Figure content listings
START

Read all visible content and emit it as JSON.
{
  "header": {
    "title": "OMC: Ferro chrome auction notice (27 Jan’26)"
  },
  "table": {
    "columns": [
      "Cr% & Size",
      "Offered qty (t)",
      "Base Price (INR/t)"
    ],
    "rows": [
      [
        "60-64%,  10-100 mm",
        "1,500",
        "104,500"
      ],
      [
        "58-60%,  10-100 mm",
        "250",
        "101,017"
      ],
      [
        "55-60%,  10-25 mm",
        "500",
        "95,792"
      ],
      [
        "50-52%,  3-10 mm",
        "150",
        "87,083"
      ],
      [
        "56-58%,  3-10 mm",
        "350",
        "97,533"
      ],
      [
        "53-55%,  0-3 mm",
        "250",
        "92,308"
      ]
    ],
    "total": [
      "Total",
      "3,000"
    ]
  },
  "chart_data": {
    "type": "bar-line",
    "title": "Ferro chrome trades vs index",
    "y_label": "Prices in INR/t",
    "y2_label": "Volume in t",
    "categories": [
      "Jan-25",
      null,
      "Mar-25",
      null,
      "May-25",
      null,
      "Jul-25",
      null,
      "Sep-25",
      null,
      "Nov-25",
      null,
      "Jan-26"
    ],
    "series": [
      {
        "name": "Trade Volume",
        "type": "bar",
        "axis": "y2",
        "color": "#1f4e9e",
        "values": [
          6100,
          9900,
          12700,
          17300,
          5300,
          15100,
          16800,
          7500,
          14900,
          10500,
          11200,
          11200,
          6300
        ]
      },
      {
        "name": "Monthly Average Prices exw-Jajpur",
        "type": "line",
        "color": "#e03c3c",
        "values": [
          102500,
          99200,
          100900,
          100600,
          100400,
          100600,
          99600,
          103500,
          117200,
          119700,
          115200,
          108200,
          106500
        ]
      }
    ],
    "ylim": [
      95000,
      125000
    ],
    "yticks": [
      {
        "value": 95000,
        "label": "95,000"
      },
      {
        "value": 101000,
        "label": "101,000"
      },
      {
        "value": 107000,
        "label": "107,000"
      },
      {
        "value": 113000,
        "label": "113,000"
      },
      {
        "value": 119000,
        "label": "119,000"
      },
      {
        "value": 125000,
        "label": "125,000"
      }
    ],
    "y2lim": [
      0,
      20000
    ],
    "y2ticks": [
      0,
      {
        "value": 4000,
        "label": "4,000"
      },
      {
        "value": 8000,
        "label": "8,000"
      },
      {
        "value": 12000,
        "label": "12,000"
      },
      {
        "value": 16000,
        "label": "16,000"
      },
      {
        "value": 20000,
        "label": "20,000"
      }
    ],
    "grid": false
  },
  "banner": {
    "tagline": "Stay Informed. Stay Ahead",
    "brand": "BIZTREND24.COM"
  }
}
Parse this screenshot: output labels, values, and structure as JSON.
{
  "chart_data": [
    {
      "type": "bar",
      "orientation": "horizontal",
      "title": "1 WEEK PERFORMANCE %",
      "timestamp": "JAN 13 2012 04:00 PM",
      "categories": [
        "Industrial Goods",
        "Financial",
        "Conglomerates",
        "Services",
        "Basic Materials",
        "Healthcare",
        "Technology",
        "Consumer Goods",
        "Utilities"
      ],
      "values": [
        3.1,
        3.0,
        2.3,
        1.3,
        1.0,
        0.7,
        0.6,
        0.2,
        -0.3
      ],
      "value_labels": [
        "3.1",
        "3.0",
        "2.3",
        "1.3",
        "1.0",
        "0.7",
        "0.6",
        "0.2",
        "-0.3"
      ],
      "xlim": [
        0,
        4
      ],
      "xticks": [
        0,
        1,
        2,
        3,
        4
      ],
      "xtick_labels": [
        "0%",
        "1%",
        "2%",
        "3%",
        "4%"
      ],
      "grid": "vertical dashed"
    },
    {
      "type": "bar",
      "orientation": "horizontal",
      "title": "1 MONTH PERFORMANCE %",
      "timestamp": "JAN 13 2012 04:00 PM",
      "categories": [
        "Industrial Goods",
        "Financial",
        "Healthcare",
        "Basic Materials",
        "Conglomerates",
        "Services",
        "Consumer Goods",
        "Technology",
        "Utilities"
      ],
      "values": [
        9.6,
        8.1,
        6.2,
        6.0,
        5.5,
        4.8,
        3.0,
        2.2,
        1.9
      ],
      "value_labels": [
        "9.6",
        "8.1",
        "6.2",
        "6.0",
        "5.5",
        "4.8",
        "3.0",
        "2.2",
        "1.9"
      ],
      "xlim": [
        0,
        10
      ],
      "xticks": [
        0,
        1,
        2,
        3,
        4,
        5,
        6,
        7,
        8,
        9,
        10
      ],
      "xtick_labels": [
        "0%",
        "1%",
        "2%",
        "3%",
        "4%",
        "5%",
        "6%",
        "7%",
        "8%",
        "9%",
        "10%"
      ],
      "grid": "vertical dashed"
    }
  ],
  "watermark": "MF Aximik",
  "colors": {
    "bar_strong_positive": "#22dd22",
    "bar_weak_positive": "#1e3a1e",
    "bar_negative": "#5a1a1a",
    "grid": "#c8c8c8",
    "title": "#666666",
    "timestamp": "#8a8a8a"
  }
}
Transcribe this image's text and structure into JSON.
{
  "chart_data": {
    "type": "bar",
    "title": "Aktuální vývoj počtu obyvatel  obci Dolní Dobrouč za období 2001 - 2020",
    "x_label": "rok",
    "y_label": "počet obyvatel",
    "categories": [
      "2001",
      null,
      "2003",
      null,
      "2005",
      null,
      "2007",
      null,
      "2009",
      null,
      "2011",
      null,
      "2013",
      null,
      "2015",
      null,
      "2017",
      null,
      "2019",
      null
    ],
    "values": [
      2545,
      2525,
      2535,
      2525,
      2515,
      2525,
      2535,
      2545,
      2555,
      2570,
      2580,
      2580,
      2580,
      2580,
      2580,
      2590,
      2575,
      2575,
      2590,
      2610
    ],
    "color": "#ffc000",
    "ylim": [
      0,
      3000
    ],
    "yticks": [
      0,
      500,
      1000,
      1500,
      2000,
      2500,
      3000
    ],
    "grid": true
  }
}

END

→ **EXERCISE DESCRIPTION**: Print out every entry, keeping each one exact.

→ **SOLUTION**:
Read all visible content and emit it as JSON.
{
  "header": {
    "title": "OMC: Ferro chrome auction notice (27 Jan’26)"
  },
  "table": {
    "columns": [
      "Cr% & Size",
      "Offered qty (t)",
      "Base Price (INR/t)"
    ],
    "rows": [
      [
        "60-64%,  10-100 mm",
        "1,500",
        "104,500"
      ],
      [
        "58-60%,  10-100 mm",
        "250",
        "101,017"
      ],
      [
        "55-60%,  10-25 mm",
        "500",
        "95,792"
      ],
      [
        "50-52%,  3-10 mm",
        "150",
        "87,083"
      ],
      [
        "56-58%,  3-10 mm",
        "350",
        "97,533"
      ],
      [
        "53-55%,  0-3 mm",
        "250",
        "92,308"
      ]
    ],
    "total": [
      "Total",
      "3,000"
    ]
  },
  "chart_data": {
    "type": "bar-line",
    "title": "Ferro chrome trades vs index",
    "y_label": "Prices in INR/t",
    "y2_label": "Volume in t",
    "categories": [
      "Jan-25",
      null,
      "Mar-25",
      null,
      "May-25",
      null,
      "Jul-25",
      null,
      "Sep-25",
      null,
      "Nov-25",
      null,
      "Jan-26"
    ],
    "series": [
      {
        "name": "Trade Volume",
        "type": "bar",
        "axis": "y2",
        "color": "#1f4e9e",
        "values": [
          6100,
          9900,
          12700,
          17300,
          5300,
          15100,
          16800,
          7500,
          14900,
          10500,
          11200,
          11200,
          6300
        ]
      },
      {
        "name": "Monthly Average Prices exw-Jajpur",
        "type": "line",
        "color": "#e03c3c",
        "values": [
          102500,
          99200,
          100900,
          100600,
          100400,
          100600,
          99600,
          103500,
          117200,
          119700,
          115200,
          108200,
          106500
        ]
      }
    ],
    "ylim": [
      95000,
      125000
    ],
    "yticks": [
      {
        "value": 95000,
        "label": "95,000"
      },
      {
        "value": 101000,
        "label": "101,000"
      },
      {
        "value": 107000,
        "label": "107,000"
      },
      {
        "value": 113000,
        "label": "113,000"
      },
      {
        "value": 119000,
        "label": "119,000"
      },
      {
        "value": 125000,
        "label": "125,000"
      }
    ],
    "y2lim": [
      0,
      20000
    ],
    "y2ticks": [
      0,
      {
        "value": 4000,
        "label": "4,000"
      },
      {
        "value": 8000,
        "label": "8,000"
      },
      {
        "value": 12000,
        "label": "12,000"
      },
      {
        "value": 16000,
        "label": "16,000"
      },
      {
        "value": 20000,
        "label": "20,000"
      }
    ],
    "grid": false
  },
  "banner": {
    "tagline": "Stay Informed. Stay Ahead",
    "brand": "BIZTREND24.COM"
  }
}
Parse this screenshot: output labels, values, and structure as JSON.
{
  "chart_data": [
    {
      "type": "bar",
      "orientation": "horizontal",
      "title": "1 WEEK PERFORMANCE %",
      "timestamp": "JAN 13 2012 04:00 PM",
      "categories": [
        "Industrial Goods",
        "Financial",
        "Conglomerates",
        "Services",
        "Basic Materials",
        "Healthcare",
        "Technology",
        "Consumer Goods",
        "Utilities"
      ],
      "values": [
        3.1,
        3.0,
        2.3,
        1.3,
        1.0,
        0.7,
        0.6,
        0.2,
        -0.3
      ],
      "value_labels": [
        "3.1",
        "3.0",
        "2.3",
        "1.3",
        "1.0",
        "0.7",
        "0.6",
        "0.2",
        "-0.3"
      ],
      "xlim": [
        0,
        4
      ],
      "xticks": [
        0,
        1,
        2,
        3,
        4
      ],
      "xtick_labels": [
        "0%",
        "1%",
        "2%",
        "3%",
        "4%"
      ],
      "grid": "vertical dashed"
    },
    {
      "type": "bar",
      "orientation": "horizontal",
      "title": "1 MONTH PERFORMANCE %",
      "timestamp": "JAN 13 2012 04:00 PM",
      "categories": [
        "Industrial Goods",
        "Financial",
        "Healthcare",
        "Basic Materials",
        "Conglomerates",
        "Services",
        "Consumer Goods",
        "Technology",
        "Utilities"
      ],
      "values": [
        9.6,
        8.1,
        6.2,
        6.0,
        5.5,
        4.8,
        3.0,
        2.2,
        1.9
      ],
      "value_labels": [
        "9.6",
        "8.1",
        "6.2",
        "6.0",
        "5.5",
        "4.8",
        "3.0",
        "2.2",
        "1.9"
      ],
      "xlim": [
        0,
        10
      ],
      "xticks": [
        0,
        1,
        2,
        3,
        4,
        5,
        6,
        7,
        8,
        9,
        10
      ],
      "xtick_labels": [
        "0%",
        "1%",
        "2%",
        "3%",
        "4%",
        "5%",
        "6%",
        "7%",
        "8%",
        "9%",
        "10%"
      ],
      "grid": "vertical dashed"
    }
  ],
  "watermark": "MF Aximik",
  "colors": {
    "bar_strong_positive": "#22dd22",
    "bar_weak_positive": "#1e3a1e",
    "bar_negative": "#5a1a1a",
    "grid": "#c8c8c8",
    "title": "#666666",
    "timestamp": "#8a8a8a"
  }
}
Transcribe this image's text and structure into JSON.
{
  "chart_data": {
    "type": "bar",
    "title": "Aktuální vývoj počtu obyvatel  obci Dolní Dobrouč za období 2001 - 2020",
    "x_label": "rok",
    "y_label": "počet obyvatel",
    "categories": [
      "2001",
      null,
      "2003",
      null,
      "2005",
      null,
      "2007",
      null,
      "2009",
      null,
      "2011",
      null,
      "2013",
      null,
      "2015",
      null,
      "2017",
      null,
      "2019",
      null
    ],
    "values": [
      2545,
      2525,
      2535,
      2525,
      2515,
      2525,
      2535,
      2545,
      2555,
      2570,
      2580,
      2580,
      2580,
      2580,
      2580,
      2590,
      2575,
      2575,
      2590,
      2610
    ],
    "color": "#ffc000",
    "ylim": [
      0,
      3000
    ],
    "yticks": [
      0,
      500,
      1000,
      1500,
      2000,
      2500,
      3000
    ],
    "grid": true
  }
}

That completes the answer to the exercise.